**Goal:** Exactly reproduce each record listed below.

**Recorded data:**
** begin **
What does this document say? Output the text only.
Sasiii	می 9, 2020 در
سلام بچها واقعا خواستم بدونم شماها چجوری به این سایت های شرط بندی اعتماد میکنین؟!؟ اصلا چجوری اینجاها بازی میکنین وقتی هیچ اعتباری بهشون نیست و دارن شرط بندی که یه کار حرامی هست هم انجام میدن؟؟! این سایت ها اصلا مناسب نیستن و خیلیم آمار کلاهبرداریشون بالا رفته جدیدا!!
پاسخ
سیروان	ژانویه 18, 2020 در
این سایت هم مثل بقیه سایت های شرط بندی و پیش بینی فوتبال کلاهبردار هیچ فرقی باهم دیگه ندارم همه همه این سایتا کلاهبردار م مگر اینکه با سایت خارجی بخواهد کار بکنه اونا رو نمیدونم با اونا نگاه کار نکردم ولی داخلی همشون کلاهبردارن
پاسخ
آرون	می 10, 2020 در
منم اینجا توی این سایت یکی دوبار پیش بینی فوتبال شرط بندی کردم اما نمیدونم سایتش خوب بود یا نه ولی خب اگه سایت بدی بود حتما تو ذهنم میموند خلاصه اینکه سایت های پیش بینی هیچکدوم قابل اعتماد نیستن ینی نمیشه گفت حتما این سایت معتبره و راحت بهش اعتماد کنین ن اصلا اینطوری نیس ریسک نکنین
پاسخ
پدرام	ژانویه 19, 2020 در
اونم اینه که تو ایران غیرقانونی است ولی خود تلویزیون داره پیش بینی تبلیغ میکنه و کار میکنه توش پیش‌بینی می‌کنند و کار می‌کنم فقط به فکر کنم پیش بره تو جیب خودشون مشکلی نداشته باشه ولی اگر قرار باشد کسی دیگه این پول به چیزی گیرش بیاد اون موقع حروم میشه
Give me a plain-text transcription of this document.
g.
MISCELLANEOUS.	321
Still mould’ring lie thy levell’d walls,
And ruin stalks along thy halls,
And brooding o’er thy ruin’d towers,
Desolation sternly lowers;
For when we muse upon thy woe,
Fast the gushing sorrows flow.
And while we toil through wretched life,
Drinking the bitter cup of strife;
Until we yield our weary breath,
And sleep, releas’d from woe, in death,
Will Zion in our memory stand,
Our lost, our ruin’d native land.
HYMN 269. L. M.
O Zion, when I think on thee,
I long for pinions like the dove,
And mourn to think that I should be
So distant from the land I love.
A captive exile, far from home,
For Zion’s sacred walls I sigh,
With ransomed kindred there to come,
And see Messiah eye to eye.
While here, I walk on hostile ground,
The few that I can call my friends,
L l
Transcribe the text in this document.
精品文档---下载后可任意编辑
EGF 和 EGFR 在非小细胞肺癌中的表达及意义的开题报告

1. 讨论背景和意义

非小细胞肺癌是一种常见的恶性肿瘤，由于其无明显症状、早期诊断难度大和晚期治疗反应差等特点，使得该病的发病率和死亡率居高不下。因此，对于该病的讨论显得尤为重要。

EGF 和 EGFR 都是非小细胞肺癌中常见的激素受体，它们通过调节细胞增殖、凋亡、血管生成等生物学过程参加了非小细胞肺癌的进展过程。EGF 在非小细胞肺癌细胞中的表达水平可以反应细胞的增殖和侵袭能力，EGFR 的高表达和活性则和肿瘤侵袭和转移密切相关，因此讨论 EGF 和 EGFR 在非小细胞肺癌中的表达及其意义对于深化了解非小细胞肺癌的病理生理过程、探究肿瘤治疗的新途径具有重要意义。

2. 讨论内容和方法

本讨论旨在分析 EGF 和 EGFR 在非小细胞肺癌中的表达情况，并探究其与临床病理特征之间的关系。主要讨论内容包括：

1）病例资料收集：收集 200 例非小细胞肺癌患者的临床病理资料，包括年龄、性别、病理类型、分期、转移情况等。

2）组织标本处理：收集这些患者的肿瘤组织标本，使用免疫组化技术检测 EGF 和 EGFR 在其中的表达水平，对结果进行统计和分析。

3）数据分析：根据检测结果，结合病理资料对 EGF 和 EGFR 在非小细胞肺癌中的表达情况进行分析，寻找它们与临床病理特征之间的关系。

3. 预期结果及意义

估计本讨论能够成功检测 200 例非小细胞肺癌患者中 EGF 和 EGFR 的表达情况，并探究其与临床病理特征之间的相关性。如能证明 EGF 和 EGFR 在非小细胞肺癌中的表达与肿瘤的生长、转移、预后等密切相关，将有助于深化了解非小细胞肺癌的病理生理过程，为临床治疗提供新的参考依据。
** end **
**Right answer:**
What does this document say? Output the text only.
Sasiii	می 9, 2020 در
سلام بچها واقعا خواستم بدونم شماها چجوری به این سایت های شرط بندی اعتماد میکنین؟!؟ اصلا چجوری اینجاها بازی میکنین وقتی هیچ اعتباری بهشون نیست و دارن شرط بندی که یه کار حرامی هست هم انجام میدن؟؟! این سایت ها اصلا مناسب نیستن و خیلیم آمار کلاهبرداریشون بالا رفته جدیدا!!
پاسخ
سیروان	ژانویه 18, 2020 در
این سایت هم مثل بقیه سایت های شرط بندی و پیش بینی فوتبال کلاهبردار هیچ فرقی باهم دیگه ندارم همه همه این سایتا کلاهبردار م مگر اینکه با سایت خارجی بخواهد کار بکنه اونا رو نمیدونم با اونا نگاه کار نکردم ولی داخلی همشون کلاهبردارن
پاسخ
آرون	می 10, 2020 در
منم اینجا توی این سایت یکی دوبار پیش بینی فوتبال شرط بندی کردم اما نمیدونم سایتش خوب بود یا نه ولی خب اگه سایت بدی بود حتما تو ذهنم میموند خلاصه اینکه سایت های پیش بینی هیچکدوم قابل اعتماد نیستن ینی نمیشه گفت حتما این سایت معتبره و راحت بهش اعتماد کنین ن اصلا اینطوری نیس ریسک نکنین
پاسخ
پدرام	ژانویه 19, 2020 در
اونم اینه که تو ایران غیرقانونی است ولی خود تلویزیون داره پیش بینی تبلیغ میکنه و کار میکنه توش پیش‌بینی می‌کنند و کار می‌کنم فقط به فکر کنم پیش بره تو جیب خودشون مشکلی نداشته باشه ولی اگر قرار باشد کسی دیگه این پول به چیزی گیرش بیاد اون موقع حروم میشه
Give me a plain-text transcription of this document.
g.
MISCELLANEOUS.	321
Still mould’ring lie thy levell’d walls,
And ruin stalks along thy halls,
And brooding o’er thy ruin’d towers,
Desolation sternly lowers;
For when we muse upon thy woe,
Fast the gushing sorrows flow.
And while we toil through wretched life,
Drinking the bitter cup of strife;
Until we yield our weary breath,
And sleep, releas’d from woe, in death,
Will Zion in our memory stand,
Our lost, our ruin’d native land.
HYMN 269. L. M.
O Zion, when I think on thee,
I long for pinions like the dove,
And mourn to think that I should be
So distant from the land I love.
A captive exile, far from home,
For Zion’s sacred walls I sigh,
With ransomed kindred there to come,
And see Messiah eye to eye.
While here, I walk on hostile ground,
The few that I can call my friends,
L l
Transcribe the text in this document.
精品文档---下载后可任意编辑
EGF 和 EGFR 在非小细胞肺癌中的表达及意义的开题报告

1. 讨论背景和意义

非小细胞肺癌是一种常见的恶性肿瘤，由于其无明显症状、早期诊断难度大和晚期治疗反应差等特点，使得该病的发病率和死亡率居高不下。因此，对于该病的讨论显得尤为重要。

EGF 和 EGFR 都是非小细胞肺癌中常见的激素受体，它们通过调节细胞增殖、凋亡、血管生成等生物学过程参加了非小细胞肺癌的进展过程。EGF 在非小细胞肺癌细胞中的表达水平可以反应细胞的增殖和侵袭能力，EGFR 的高表达和活性则和肿瘤侵袭和转移密切相关，因此讨论 EGF 和 EGFR 在非小细胞肺癌中的表达及其意义对于深化了解非小细胞肺癌的病理生理过程、探究肿瘤治疗的新途径具有重要意义。

2. 讨论内容和方法

本讨论旨在分析 EGF 和 EGFR 在非小细胞肺癌中的表达情况，并探究其与临床病理特征之间的关系。主要讨论内容包括：

1）病例资料收集：收集 200 例非小细胞肺癌患者的临床病理资料，包括年龄、性别、病理类型、分期、转移情况等。

2）组织标本处理：收集这些患者的肿瘤组织标本，使用免疫组化技术检测 EGF 和 EGFR 在其中的表达水平，对结果进行统计和分析。

3）数据分析：根据检测结果，结合病理资料对 EGF 和 EGFR 在非小细胞肺癌中的表达情况进行分析，寻找它们与临床病理特征之间的关系。

3. 预期结果及意义

估计本讨论能够成功检测 200 例非小细胞肺癌患者中 EGF 和 EGFR 的表达情况，并探究其与临床病理特征之间的相关性。如能证明 EGF 和 EGFR 在非小细胞肺癌中的表达与肿瘤的生长、转移、预后等密切相关，将有助于深化了解非小细胞肺癌的病理生理过程，为临床治疗提供新的参考依据。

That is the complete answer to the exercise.